#### [Records for the exercise]
* START *

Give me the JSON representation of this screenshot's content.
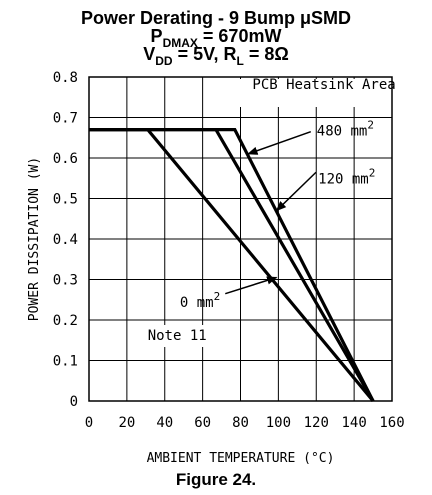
{
  "header": {
    "title": "Power Derating - 9 Bump μSMD",
    "line2": {
      "p": "P",
      "sub": "DMAX",
      "rest": " = 670mW"
    },
    "line3": {
      "v": "V",
      "vsub": "DD",
      "mid": " = 5V, R",
      "rsub": "L",
      "rest": " = 8Ω"
    }
  },
  "figure_caption": "Figure 24.",
  "chart_data": {
    "type": "line",
    "title": "Power Derating - 9 Bump μSMD",
    "xlabel": "AMBIENT TEMPERATURE (°C)",
    "ylabel": "POWER DISSIPATION (W)",
    "xlim": [
      0,
      160
    ],
    "ylim": [
      0,
      0.8
    ],
    "x_ticks": [
      0,
      20,
      40,
      60,
      80,
      100,
      120,
      140,
      160
    ],
    "y_ticks": [
      0,
      0.1,
      0.2,
      0.3,
      0.4,
      0.5,
      0.6,
      0.7,
      0.8
    ],
    "y_tick_labels": [
      "0",
      "0.1",
      "0.2",
      "0.3",
      "0.4",
      "0.5",
      "0.6",
      "0.7",
      "0.8"
    ],
    "grid": true,
    "series": [
      {
        "name": "480 mm2",
        "x": [
          0,
          77,
          150
        ],
        "y": [
          0.67,
          0.67,
          0
        ]
      },
      {
        "name": "120 mm2",
        "x": [
          0,
          67,
          150
        ],
        "y": [
          0.67,
          0.67,
          0
        ]
      },
      {
        "name": "0 mm2",
        "x": [
          0,
          31,
          150
        ],
        "y": [
          0.67,
          0.67,
          0
        ]
      }
    ],
    "annotations": {
      "area_label": "PCB Heatsink Area",
      "note": "Note 11",
      "labels": [
        {
          "base": "480 mm",
          "sup": "2"
        },
        {
          "base": "120 mm",
          "sup": "2"
        },
        {
          "base": "0 mm",
          "sup": "2"
        }
      ]
    }
  }
}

* END *

#### [What you have to do]
Pictures in the records should not appear in your copy, but everything else must be transcribed exactly.

#### [Solution for this problem]
Give me the JSON representation of this screenshot's content.
{
  "header": {
    "title": "Power Derating - 9 Bump μSMD",
    "line2": {
      "p": "P",
      "sub": "DMAX",
      "rest": " = 670mW"
    },
    "line3": {
      "v": "V",
      "vsub": "DD",
      "mid": " = 5V, R",
      "rsub": "L",
      "rest": " = 8Ω"
    }
  },
  "figure_caption": "Figure 24.",
  "chart_data": {
    "type": "line",
    "title": "Power Derating - 9 Bump μSMD",
    "xlabel": "AMBIENT TEMPERATURE (°C)",
    "ylabel": "POWER DISSIPATION (W)",
    "xlim": [
      0,
      160
    ],
    "ylim": [
      0,
      0.8
    ],
    "x_ticks": [
      0,
      20,
      40,
      60,
      80,
      100,
      120,
      140,
      160
    ],
    "y_ticks": [
      0,
      0.1,
      0.2,
      0.3,
      0.4,
      0.5,
      0.6,
      0.7,
      0.8
    ],
    "y_tick_labels": [
      "0",
      "0.1",
      "0.2",
      "0.3",
      "0.4",
      "0.5",
      "0.6",
      "0.7",
      "0.8"
    ],
    "grid": true,
    "series": [
      {
        "name": "480 mm2",
        "x": [
          0,
          77,
          150
        ],
        "y": [
          0.67,
          0.67,
          0
        ]
      },
      {
        "name": "120 mm2",
        "x": [
          0,
          67,
          150
        ],
        "y": [
          0.67,
          0.67,
          0
        ]
      },
      {
        "name": "0 mm2",
        "x": [
          0,
          31,
          150
        ],
        "y": [
          0.67,
          0.67,
          0
        ]
      }
    ],
    "annotations": {
      "area_label": "PCB Heatsink Area",
      "note": "Note 11",
      "labels": [
        {
          "base": "480 mm",
          "sup": "2"
        },
        {
          "base": "120 mm",
          "sup": "2"
        },
        {
          "base": "0 mm",
          "sup": "2"
        }
      ]
    }
  }
}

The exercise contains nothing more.